A block of data:
——————————

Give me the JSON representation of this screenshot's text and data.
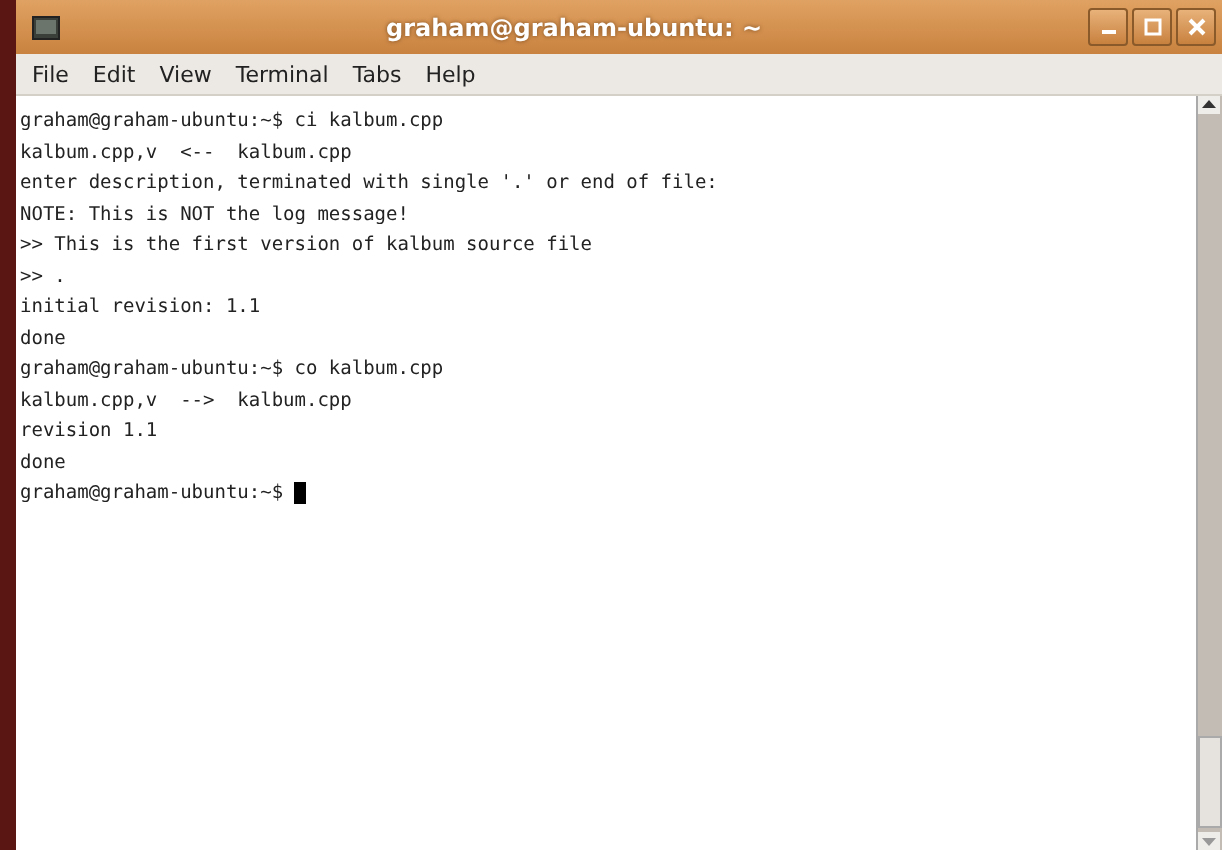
{
  "window": {
    "title": "graham@graham-ubuntu: ~"
  },
  "menu": [
    "File",
    "Edit",
    "View",
    "Terminal",
    "Tabs",
    "Help"
  ],
  "terminal": {
    "lines": [
      "graham@graham-ubuntu:~$ ci kalbum.cpp",
      "kalbum.cpp,v  <--  kalbum.cpp",
      "enter description, terminated with single '.' or end of file:",
      "NOTE: This is NOT the log message!",
      ">> This is the first version of kalbum source file",
      ">> .",
      "initial revision: 1.1",
      "done",
      "graham@graham-ubuntu:~$ co kalbum.cpp",
      "kalbum.cpp,v  -->  kalbum.cpp",
      "revision 1.1",
      "done"
    ],
    "prompt": "graham@graham-ubuntu:~$ "
  }
}
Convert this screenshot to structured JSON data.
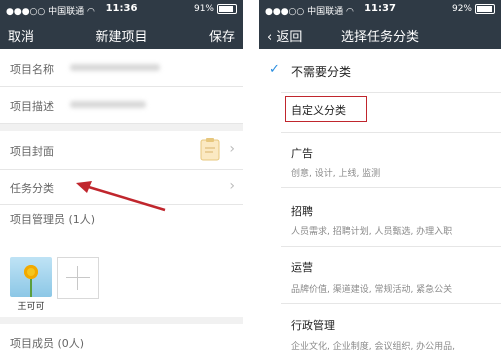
{
  "left": {
    "status": {
      "carrier": "●●●○○ 中国联通 ◠",
      "time": "11:36",
      "battery": "91%"
    },
    "nav": {
      "cancel": "取消",
      "title": "新建项目",
      "save": "保存"
    },
    "fields": [
      {
        "label": "项目名称"
      },
      {
        "label": "项目描述"
      },
      {
        "label": "项目封面"
      },
      {
        "label": "任务分类"
      }
    ],
    "members_manager_label": "项目管理员 (1人)",
    "member_name": "王可可",
    "members_label": "项目成员 (0人)"
  },
  "right": {
    "status": {
      "carrier": "●●●○○ 中国联通 ◠",
      "time": "11:37",
      "battery": "92%"
    },
    "nav": {
      "back": "返回",
      "title": "选择任务分类"
    },
    "none_option": "不需要分类",
    "custom_option": "自定义分类",
    "categories": [
      {
        "name": "广告",
        "desc": "创意, 设计, 上线, 监测"
      },
      {
        "name": "招聘",
        "desc": "人员需求, 招聘计划, 人员甄选, 办理入职"
      },
      {
        "name": "运营",
        "desc": "品牌价值, 渠道建设, 常规活动, 紧急公关"
      },
      {
        "name": "行政管理",
        "desc": "企业文化, 企业制度, 会议组织, 办公用品,"
      }
    ],
    "check_color": "#2a8ee0",
    "highlight_color": "#c0262d"
  }
}
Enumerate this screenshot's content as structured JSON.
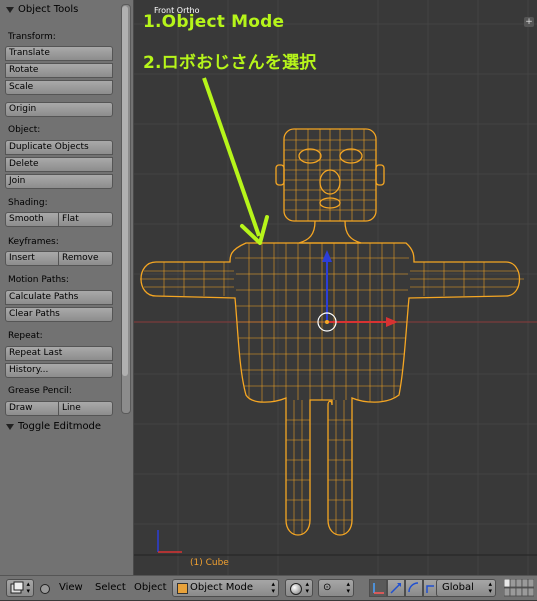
{
  "toolshelf": {
    "title": "Object Tools",
    "transform": {
      "label": "Transform:",
      "translate": "Translate",
      "rotate": "Rotate",
      "scale": "Scale",
      "origin": "Origin"
    },
    "object": {
      "label": "Object:",
      "duplicate": "Duplicate Objects",
      "delete": "Delete",
      "join": "Join"
    },
    "shading": {
      "label": "Shading:",
      "smooth": "Smooth",
      "flat": "Flat"
    },
    "keyframes": {
      "label": "Keyframes:",
      "insert": "Insert",
      "remove": "Remove"
    },
    "motion_paths": {
      "label": "Motion Paths:",
      "calculate": "Calculate Paths",
      "clear": "Clear Paths"
    },
    "repeat": {
      "label": "Repeat:",
      "repeat_last": "Repeat Last",
      "history": "History..."
    },
    "grease_pencil": {
      "label": "Grease Pencil:",
      "draw": "Draw",
      "line": "Line"
    },
    "toggle_editmode": "Toggle Editmode"
  },
  "viewport": {
    "view_name": "Front Ortho",
    "object_label": "(1) Cube",
    "annotations": [
      "1.Object Mode",
      "2.ロボおじさんを選択"
    ],
    "wire_color": "#f5a623",
    "annotation_color": "#b6f51a"
  },
  "header": {
    "menu": {
      "view": "View",
      "select": "Select",
      "object": "Object"
    },
    "mode": "Object Mode",
    "orientation": "Global"
  }
}
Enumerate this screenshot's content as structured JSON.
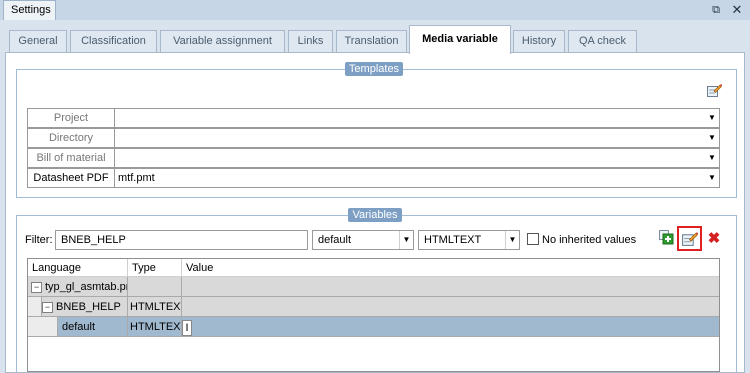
{
  "window": {
    "title": "Settings",
    "restore_icon": "restore-icon",
    "close_icon": "close-icon"
  },
  "tabs": [
    {
      "label": "General"
    },
    {
      "label": "Classification"
    },
    {
      "label": "Variable assignment"
    },
    {
      "label": "Links"
    },
    {
      "label": "Translation"
    },
    {
      "label": "Media variable",
      "active": true
    },
    {
      "label": "History"
    },
    {
      "label": "QA check"
    }
  ],
  "templates": {
    "legend": "Templates",
    "edit_icon": "edit-icon",
    "rows": [
      {
        "label": "Project",
        "value": ""
      },
      {
        "label": "Directory",
        "value": ""
      },
      {
        "label": "Bill of material",
        "value": ""
      },
      {
        "label": "Datasheet PDF",
        "value": "mtf.pmt"
      }
    ]
  },
  "variables": {
    "legend": "Variables",
    "filter_label": "Filter:",
    "filter_value": "BNEB_HELP",
    "lang_combo": "default",
    "type_combo": "HTMLTEXT",
    "no_inherited_label": "No inherited values",
    "no_inherited_checked": false,
    "add_icon": "add-icon",
    "edit_icon": "edit-icon",
    "delete_icon": "delete-icon",
    "columns": [
      "Language",
      "Type",
      "Value"
    ],
    "rows": [
      {
        "language": "typ_gl_asmtab.pmf",
        "type": "",
        "value": "",
        "expander": "⊟"
      },
      {
        "language": "BNEB_HELP",
        "type": "HTMLTEXT",
        "value": "",
        "expander": "⊟"
      },
      {
        "language": "default",
        "type": "HTMLTEXT",
        "value": "I",
        "expander": ""
      }
    ]
  },
  "colors": {
    "accent": "#7d9fc4",
    "highlight": "#e02020",
    "selection": "#a1b9cf"
  }
}
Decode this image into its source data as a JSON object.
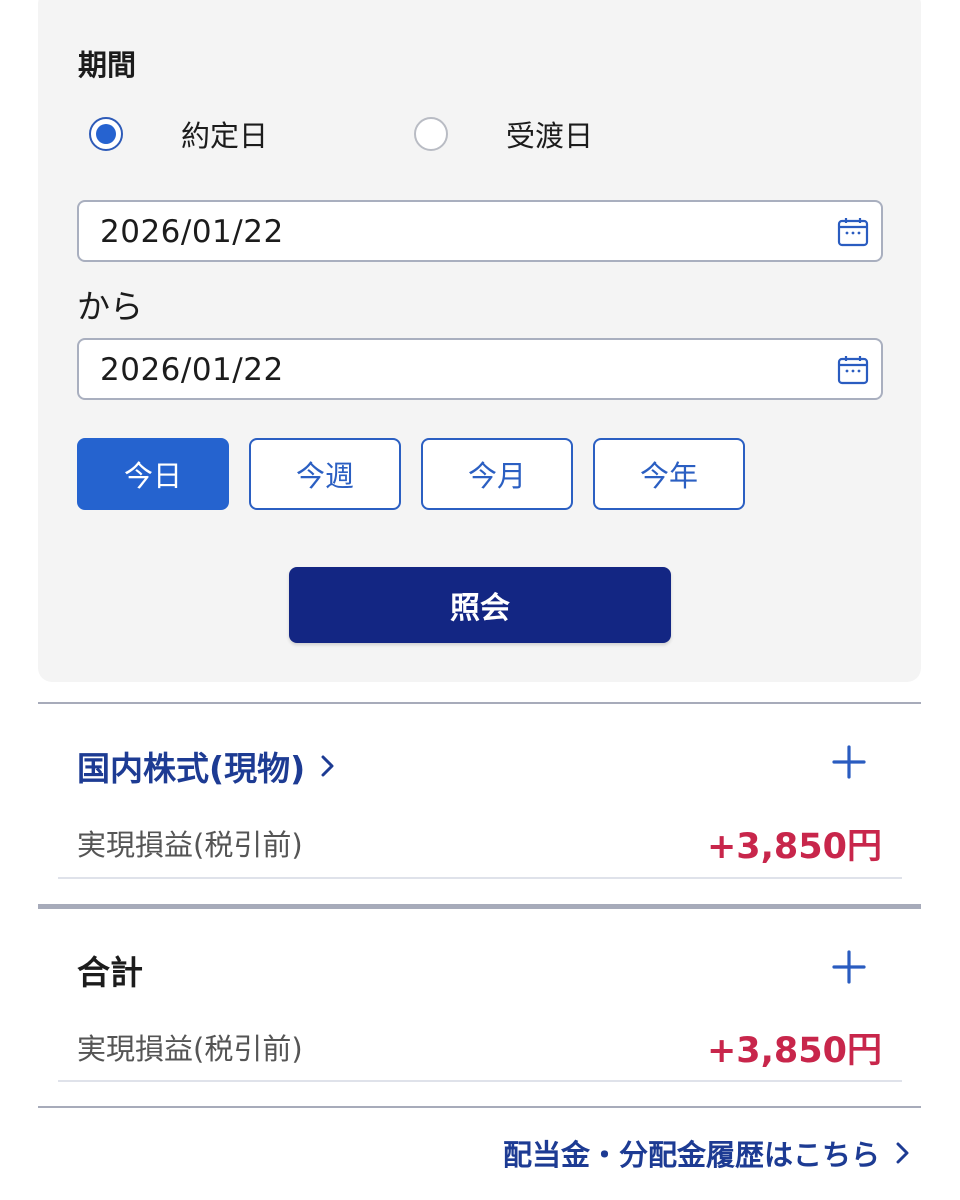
{
  "search": {
    "title": "期間",
    "radio": [
      {
        "label": "約定日",
        "checked": true
      },
      {
        "label": "受渡日",
        "checked": false
      }
    ],
    "from_date": "2026/01/22",
    "separator": "から",
    "to_date": "2026/01/22",
    "period_buttons": [
      {
        "label": "今日",
        "active": true
      },
      {
        "label": "今週",
        "active": false
      },
      {
        "label": "今月",
        "active": false
      },
      {
        "label": "今年",
        "active": false
      }
    ],
    "submit_label": "照会"
  },
  "domestic": {
    "title": "国内株式(現物)",
    "row_label": "実現損益(税引前)",
    "row_value": "+3,850円"
  },
  "total": {
    "title": "合計",
    "row_label": "実現損益(税引前)",
    "row_value": "+3,850円"
  },
  "footer": {
    "link_label": "配当金・分配金履歴はこちら"
  },
  "colors": {
    "accent": "#2563cf",
    "navy": "#132683",
    "profit": "#c8264b"
  },
  "icons": [
    "calendar-icon",
    "chevron-right-icon",
    "plus-icon"
  ]
}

——————————

Task to complete:
Reproduce the data above in full, exactly as it is, with the pictures left out.

Task solution:
Give me the JSON representation of this screenshot's text and data.
{
  "window": {
    "title": "graham@graham-ubuntu: ~"
  },
  "menu": [
    "File",
    "Edit",
    "View",
    "Terminal",
    "Tabs",
    "Help"
  ],
  "terminal": {
    "lines": [
      "graham@graham-ubuntu:~$ ci kalbum.cpp",
      "kalbum.cpp,v  <--  kalbum.cpp",
      "enter description, terminated with single '.' or end of file:",
      "NOTE: This is NOT the log message!",
      ">> This is the first version of kalbum source file",
      ">> .",
      "initial revision: 1.1",
      "done",
      "graham@graham-ubuntu:~$ co kalbum.cpp",
      "kalbum.cpp,v  -->  kalbum.cpp",
      "revision 1.1",
      "done"
    ],
    "prompt": "graham@graham-ubuntu:~$ "
  }
}
Convert this screenshot to structured JSON data.
{
  "left": {
    "status": {
      "carrier": "●●●○○ 中国联通 ◠",
      "time": "11:36",
      "battery": "91%"
    },
    "nav": {
      "cancel": "取消",
      "title": "新建项目",
      "save": "保存"
    },
    "fields": [
      {
        "label": "项目名称"
      },
      {
        "label": "项目描述"
      },
      {
        "label": "项目封面"
      },
      {
        "label": "任务分类"
      }
    ],
    "members_manager_label": "项目管理员 (1人)",
    "member_name": "王可可",
    "members_label": "项目成员 (0人)"
  },
  "right": {
    "status": {
      "carrier": "●●●○○ 中国联通 ◠",
      "time": "11:37",
      "battery": "92%"
    },
    "nav": {
      "back": "返回",
      "title": "选择任务分类"
    },
    "none_option": "不需要分类",
    "custom_option": "自定义分类",
    "categories": [
      {
        "name": "广告",
        "desc": "创意, 设计, 上线, 监测"
      },
      {
        "name": "招聘",
        "desc": "人员需求, 招聘计划, 人员甄选, 办理入职"
      },
      {
        "name": "运营",
        "desc": "品牌价值, 渠道建设, 常规活动, 紧急公关"
      },
      {
        "name": "行政管理",
        "desc": "企业文化, 企业制度, 会议组织, 办公用品,"
      }
    ],
    "check_color": "#2a8ee0",
    "highlight_color": "#c0262d"
  }
}
Enumerate this screenshot's content as structured JSON.
{
  "toolshelf": {
    "title": "Object Tools",
    "transform": {
      "label": "Transform:",
      "translate": "Translate",
      "rotate": "Rotate",
      "scale": "Scale",
      "origin": "Origin"
    },
    "object": {
      "label": "Object:",
      "duplicate": "Duplicate Objects",
      "delete": "Delete",
      "join": "Join"
    },
    "shading": {
      "label": "Shading:",
      "smooth": "Smooth",
      "flat": "Flat"
    },
    "keyframes": {
      "label": "Keyframes:",
      "insert": "Insert",
      "remove": "Remove"
    },
    "motion_paths": {
      "label": "Motion Paths:",
      "calculate": "Calculate Paths",
      "clear": "Clear Paths"
    },
    "repeat": {
      "label": "Repeat:",
      "repeat_last": "Repeat Last",
      "history": "History..."
    },
    "grease_pencil": {
      "label": "Grease Pencil:",
      "draw": "Draw",
      "line": "Line"
    },
    "toggle_editmode": "Toggle Editmode"
  },
  "viewport": {
    "view_name": "Front Ortho",
    "object_label": "(1) Cube",
    "annotations": [
      "1.Object Mode",
      "2.ロボおじさんを選択"
    ],
    "wire_color": "#f5a623",
    "annotation_color": "#b6f51a"
  },
  "header": {
    "menu": {
      "view": "View",
      "select": "Select",
      "object": "Object"
    },
    "mode": "Object Mode",
    "orientation": "Global"
  }
}
Enumerate this screenshot's content as structured JSON.
{
  "window": {
    "title": "Settings",
    "restore_icon": "restore-icon",
    "close_icon": "close-icon"
  },
  "tabs": [
    {
      "label": "General"
    },
    {
      "label": "Classification"
    },
    {
      "label": "Variable assignment"
    },
    {
      "label": "Links"
    },
    {
      "label": "Translation"
    },
    {
      "label": "Media variable",
      "active": true
    },
    {
      "label": "History"
    },
    {
      "label": "QA check"
    }
  ],
  "templates": {
    "legend": "Templates",
    "edit_icon": "edit-icon",
    "rows": [
      {
        "label": "Project",
        "value": ""
      },
      {
        "label": "Directory",
        "value": ""
      },
      {
        "label": "Bill of material",
        "value": ""
      },
      {
        "label": "Datasheet PDF",
        "value": "mtf.pmt"
      }
    ]
  },
  "variables": {
    "legend": "Variables",
    "filter_label": "Filter:",
    "filter_value": "BNEB_HELP",
    "lang_combo": "default",
    "type_combo": "HTMLTEXT",
    "no_inherited_label": "No inherited values",
    "no_inherited_checked": false,
    "add_icon": "add-icon",
    "edit_icon": "edit-icon",
    "delete_icon": "delete-icon",
    "columns": [
      "Language",
      "Type",
      "Value"
    ],
    "rows": [
      {
        "language": "typ_gl_asmtab.pmf",
        "type": "",
        "value": "",
        "expander": "⊟"
      },
      {
        "language": "BNEB_HELP",
        "type": "HTMLTEXT",
        "value": "",
        "expander": "⊟"
      },
      {
        "language": "default",
        "type": "HTMLTEXT",
        "value": "I",
        "expander": ""
      }
    ]
  },
  "colors": {
    "accent": "#7d9fc4",
    "highlight": "#e02020",
    "selection": "#a1b9cf"
  }
}
Decode this image into its source data as a JSON object.
{
  "search": {
    "title": "期間",
    "radio": [
      {
        "label": "約定日",
        "checked": true
      },
      {
        "label": "受渡日",
        "checked": false
      }
    ],
    "from_date": "2026/01/22",
    "separator": "から",
    "to_date": "2026/01/22",
    "period_buttons": [
      {
        "label": "今日",
        "active": true
      },
      {
        "label": "今週",
        "active": false
      },
      {
        "label": "今月",
        "active": false
      },
      {
        "label": "今年",
        "active": false
      }
    ],
    "submit_label": "照会"
  },
  "domestic": {
    "title": "国内株式(現物)",
    "row_label": "実現損益(税引前)",
    "row_value": "+3,850円"
  },
  "total": {
    "title": "合計",
    "row_label": "実現損益(税引前)",
    "row_value": "+3,850円"
  },
  "footer": {
    "link_label": "配当金・分配金履歴はこちら"
  },
  "colors": {
    "accent": "#2563cf",
    "navy": "#132683",
    "profit": "#c8264b"
  },
  "icons": [
    "calendar-icon",
    "chevron-right-icon",
    "plus-icon"
  ]
}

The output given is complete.